**PROVIDED RECORDS**:
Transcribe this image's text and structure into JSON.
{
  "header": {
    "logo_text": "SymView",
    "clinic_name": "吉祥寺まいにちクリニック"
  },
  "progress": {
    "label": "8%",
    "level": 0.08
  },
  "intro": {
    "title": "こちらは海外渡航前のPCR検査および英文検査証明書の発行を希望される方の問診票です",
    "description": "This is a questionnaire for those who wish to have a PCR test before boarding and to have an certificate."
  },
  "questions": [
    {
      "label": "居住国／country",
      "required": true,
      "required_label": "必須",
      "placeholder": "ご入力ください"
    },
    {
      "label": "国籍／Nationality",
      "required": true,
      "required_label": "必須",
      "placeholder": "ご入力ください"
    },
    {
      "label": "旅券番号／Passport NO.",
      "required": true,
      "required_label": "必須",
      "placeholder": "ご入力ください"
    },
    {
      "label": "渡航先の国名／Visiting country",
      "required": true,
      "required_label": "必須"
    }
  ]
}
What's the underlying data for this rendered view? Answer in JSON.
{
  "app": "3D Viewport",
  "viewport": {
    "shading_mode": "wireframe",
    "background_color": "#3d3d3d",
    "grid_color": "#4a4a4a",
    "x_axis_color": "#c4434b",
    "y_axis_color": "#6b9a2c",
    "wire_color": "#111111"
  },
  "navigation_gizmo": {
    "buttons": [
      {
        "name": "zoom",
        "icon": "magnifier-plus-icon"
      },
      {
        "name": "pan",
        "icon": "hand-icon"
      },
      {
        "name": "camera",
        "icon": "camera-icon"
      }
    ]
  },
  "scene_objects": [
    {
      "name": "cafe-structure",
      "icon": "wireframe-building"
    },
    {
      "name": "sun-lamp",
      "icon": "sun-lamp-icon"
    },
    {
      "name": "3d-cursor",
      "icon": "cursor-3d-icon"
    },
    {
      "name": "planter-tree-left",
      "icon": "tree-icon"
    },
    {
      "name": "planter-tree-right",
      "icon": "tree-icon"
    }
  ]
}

**PROBLEM TO WORK ON**:
Tell how many lines of the data include the word "icon", and nothing else.

**WRITTEN ANSWER**:
8